### WHAT THE TASK REQUIRES
Below are records; state how many of their lines hold the word "FREE", and give only the figure.

### MATERIAL
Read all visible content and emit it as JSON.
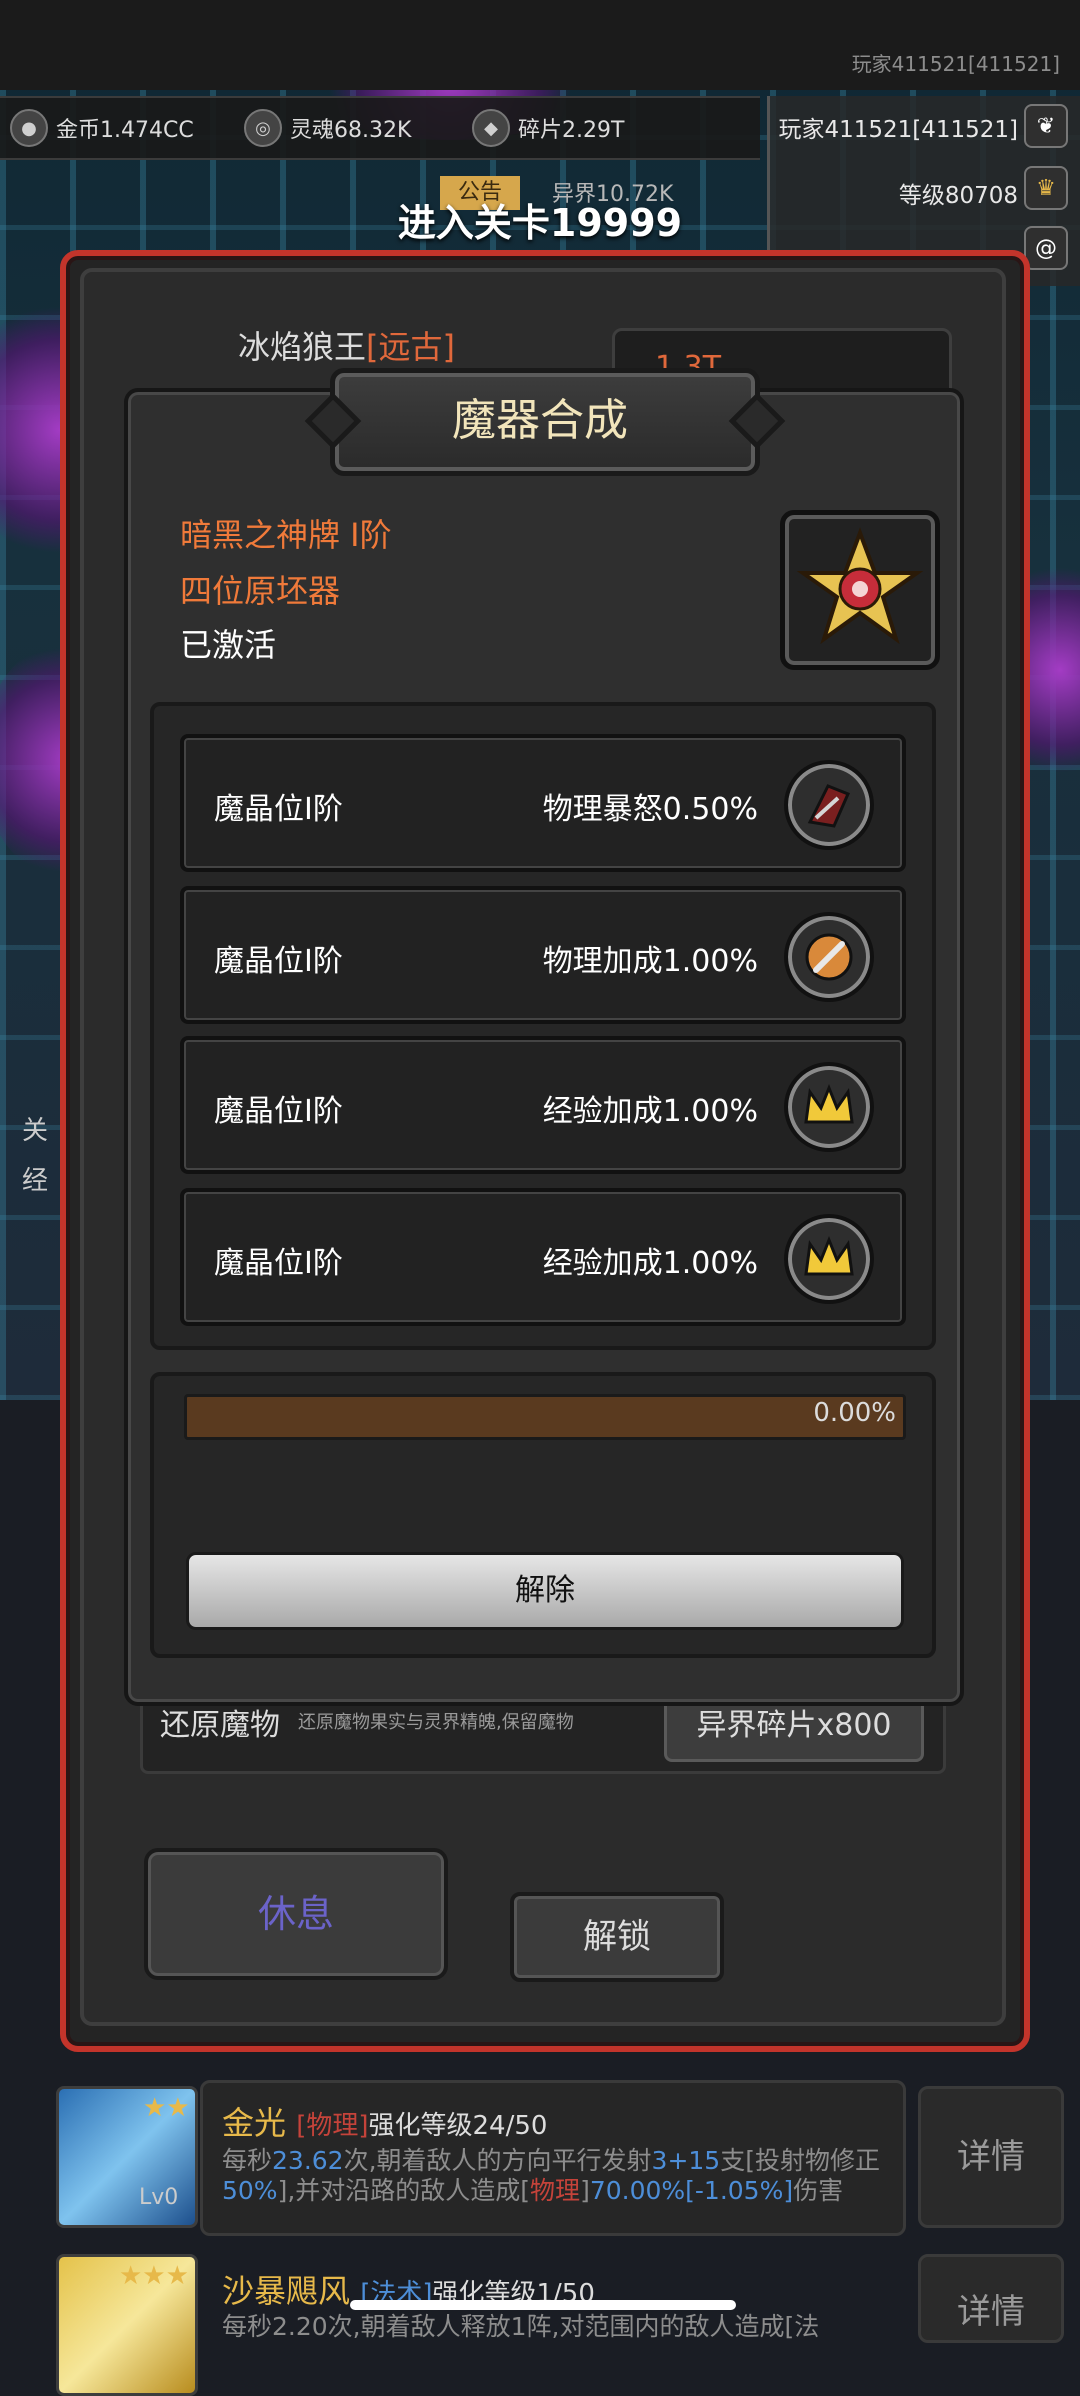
{
  "header": {
    "player_small": "玩家411521[411521]",
    "resources": [
      {
        "icon": "gold-coin-icon",
        "label": "金币1.474CC"
      },
      {
        "icon": "soul-icon",
        "label": "灵魂68.32K"
      },
      {
        "icon": "shard-icon",
        "label": "碎片2.29T"
      }
    ],
    "player": {
      "name": "玩家411521[411521]",
      "level": "等级80708"
    },
    "notice_tab": "公告",
    "otherworld": "异界10.72K",
    "stage_title": "进入关卡19999"
  },
  "monster": {
    "name": "冰焰狼王",
    "tier": "[远古]",
    "power": "1.3T"
  },
  "modal": {
    "title": "魔器合成",
    "artifact_name": "暗黑之神牌 I阶",
    "artifact_type": "四位原坯器",
    "artifact_status": "已激活",
    "slots": [
      {
        "name": "魔晶位I阶",
        "attr": "物理暴怒0.50%",
        "icon": "claw-icon"
      },
      {
        "name": "魔晶位I阶",
        "attr": "物理加成1.00%",
        "icon": "sword-icon"
      },
      {
        "name": "魔晶位I阶",
        "attr": "经验加成1.00%",
        "icon": "crown-icon"
      },
      {
        "name": "魔晶位I阶",
        "attr": "经验加成1.00%",
        "icon": "crown-icon"
      }
    ],
    "progress": {
      "value": 0.0,
      "label": "0.00%"
    },
    "release_button": "解除"
  },
  "restore": {
    "title": "还原魔物",
    "desc": "还原魔物果实与灵界精魄,保留魔物",
    "cost_button": "异界碎片x800"
  },
  "actions": {
    "rest_button": "休息",
    "unlock_button": "解锁"
  },
  "skills": [
    {
      "name": "金光",
      "tag": "[物理]",
      "level": "强化等级24/50",
      "lv": "Lv0",
      "detail": "详情",
      "desc_a": "每秒",
      "desc_b": "23.62",
      "desc_c": "次,朝着敌人的方向平行发射",
      "desc_d": "3+15",
      "desc_e": "支[投射物修正",
      "desc_f": "50%",
      "desc_g": "],并对沿路的敌人造成[",
      "desc_h": "物理",
      "desc_i": "]",
      "desc_j": "70.00%[-1.05%]",
      "desc_k": "伤害"
    },
    {
      "name": "沙暴飓风",
      "tag": "[法术]",
      "level": "强化等级1/50",
      "detail": "详情",
      "desc": "每秒2.20次,朝着敌人释放1阵,对范围内的敌人造成[法"
    }
  ],
  "colors": {
    "accent_red": "#c3342b",
    "artifact_orange": "#f07a3a",
    "title_cream": "#f2e5bb",
    "skill_gold": "#e7b94a"
  }
}
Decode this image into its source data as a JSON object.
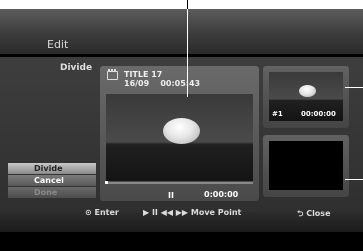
{
  "header": {
    "title": "Edit"
  },
  "left_panel": {
    "label": "Divide"
  },
  "menu": [
    {
      "label": "Divide",
      "state": "selected"
    },
    {
      "label": "Cancel",
      "state": "normal"
    },
    {
      "label": "Done",
      "state": "disabled"
    }
  ],
  "main_preview": {
    "icon": "clip-icon",
    "title_line": "TITLE 17",
    "date_line": "16/09    00:05:43",
    "transport_symbol": "II",
    "time": "0:00:00"
  },
  "thumbnails": [
    {
      "number": "#1",
      "time": "00:00:00"
    }
  ],
  "footer": {
    "enter": "⊙ Enter",
    "move_point": "▶ II ◀◀ ▶▶ Move Point",
    "close": "⮌ Close"
  }
}
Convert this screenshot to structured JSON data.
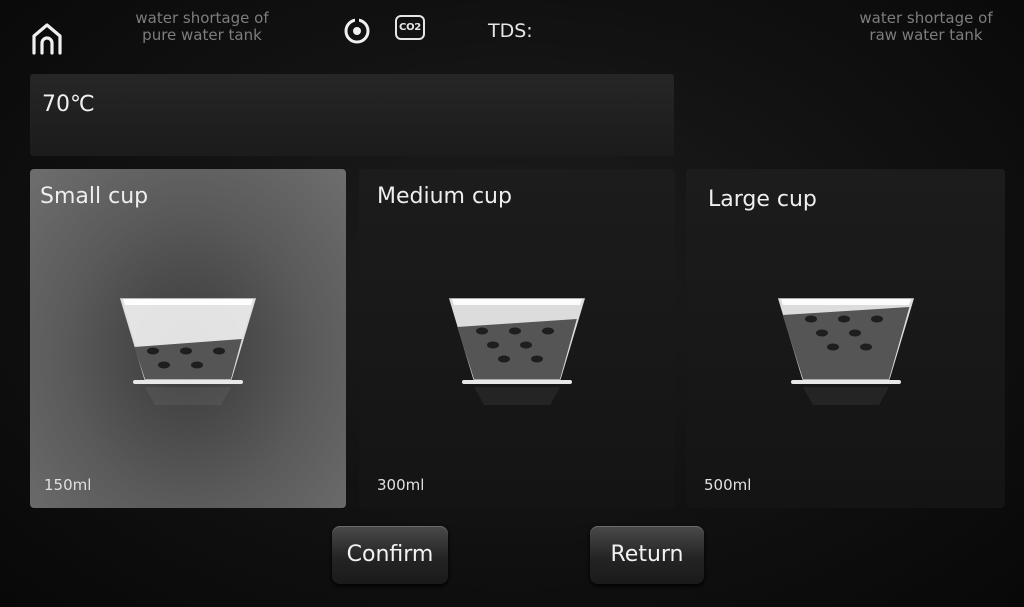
{
  "status_bar": {
    "pure_tank_warning": "water shortage of\npure water tank",
    "raw_tank_warning": "water shortage of\nraw water tank",
    "co2_label": "CO2",
    "tds_label": "TDS:"
  },
  "temperature": {
    "value": "70℃"
  },
  "cups": [
    {
      "label": "Small cup",
      "volume": "150ml",
      "fill_fraction": 0.45,
      "selected": true
    },
    {
      "label": "Medium cup",
      "volume": "300ml",
      "fill_fraction": 0.7,
      "selected": false
    },
    {
      "label": "Large cup",
      "volume": "500ml",
      "fill_fraction": 0.85,
      "selected": false
    }
  ],
  "actions": {
    "confirm_label": "Confirm",
    "return_label": "Return"
  },
  "icons": [
    "home-icon",
    "eye-icon",
    "co2-icon"
  ],
  "colors": {
    "accent": "#e6e6e6",
    "selected_card": "#5a5a5a",
    "dim_text": "#7d7d7d"
  }
}
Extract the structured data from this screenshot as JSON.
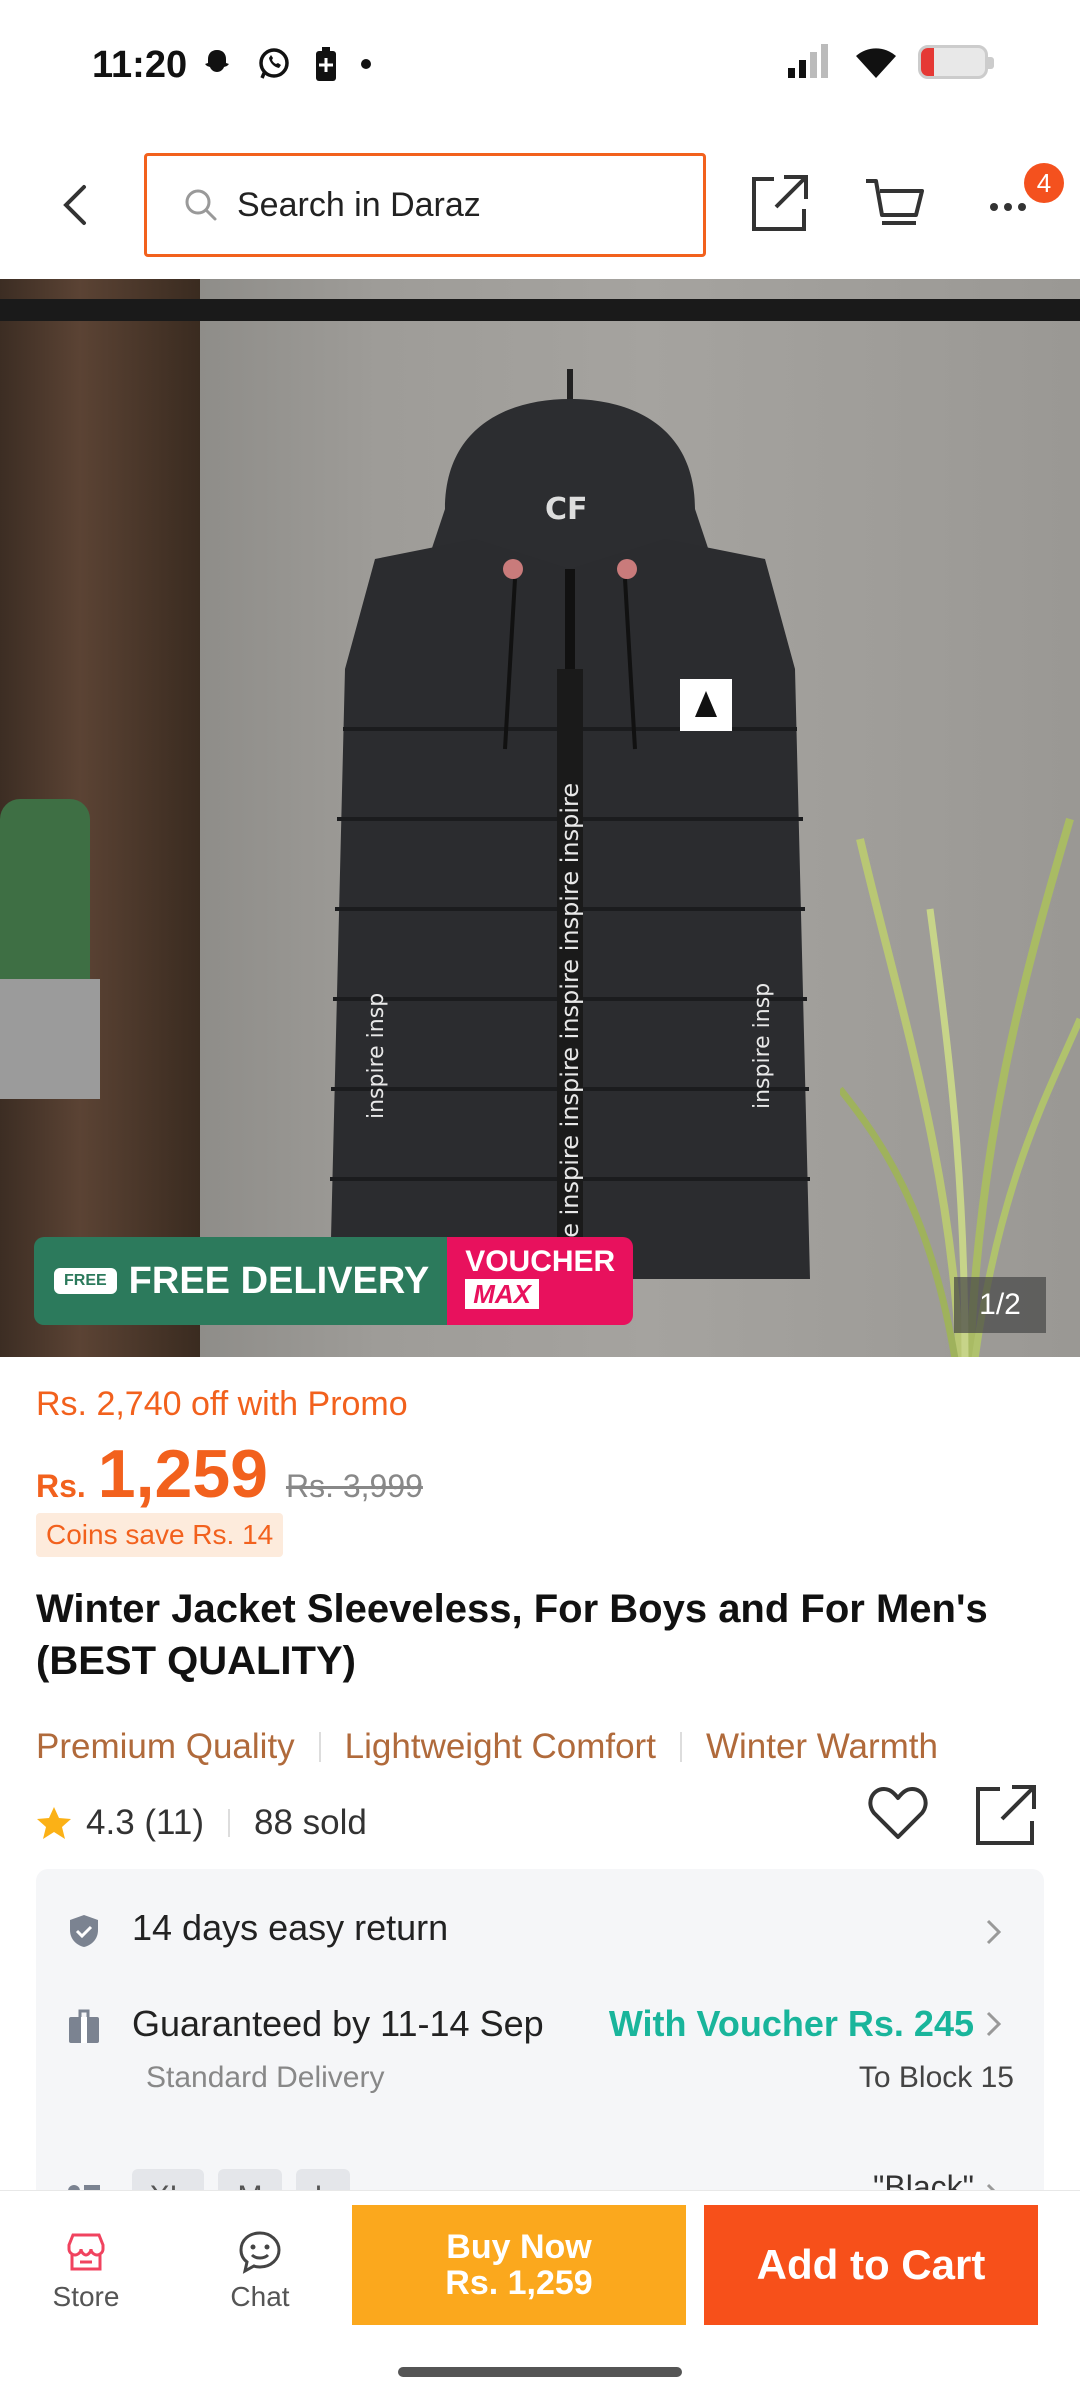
{
  "status_bar": {
    "time": "11:20",
    "notification_icons": [
      "snapchat-icon",
      "whatsapp-icon",
      "battery-saver-icon",
      "dot-icon"
    ],
    "battery_level": 0.2
  },
  "top_bar": {
    "search_placeholder": "Search in Daraz",
    "more_badge": "4"
  },
  "gallery": {
    "banner_free": "FREE DELIVERY",
    "banner_free_small": "FREE",
    "banner_voucher": "VOUCHER",
    "banner_voucher_max": "MAX",
    "counter": "1/2"
  },
  "product": {
    "promo": "Rs. 2,740 off with Promo",
    "currency": "Rs.",
    "price": "1,259",
    "old_price": "Rs. 3,999",
    "coins": "Coins save Rs. 14",
    "title": "Winter Jacket Sleeveless, For Boys and For Men's (BEST QUALITY)",
    "tags": [
      "Premium Quality",
      "Lightweight Comfort",
      "Winter Warmth"
    ],
    "rating": "4.3 (11)",
    "sold": "88 sold"
  },
  "details": {
    "return_label": "14 days easy return",
    "delivery_label": "Guaranteed by 11-14 Sep",
    "voucher_label": "With Voucher Rs. 245",
    "delivery_type": "Standard Delivery",
    "location": "To Block 15",
    "sizes": [
      "XL",
      "M",
      "L"
    ],
    "selected_variant": "\"Black\""
  },
  "bottom_bar": {
    "store_label": "Store",
    "chat_label": "Chat",
    "buy_now_label": "Buy Now",
    "buy_now_price": "Rs. 1,259",
    "add_to_cart_label": "Add to Cart"
  },
  "colors": {
    "brand_orange": "#f2611d",
    "buy_now": "#fba81d",
    "add_to_cart": "#f7501a",
    "voucher_green": "#19b59b",
    "tag_brown": "#b06a3b"
  }
}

### TASK RESULT
2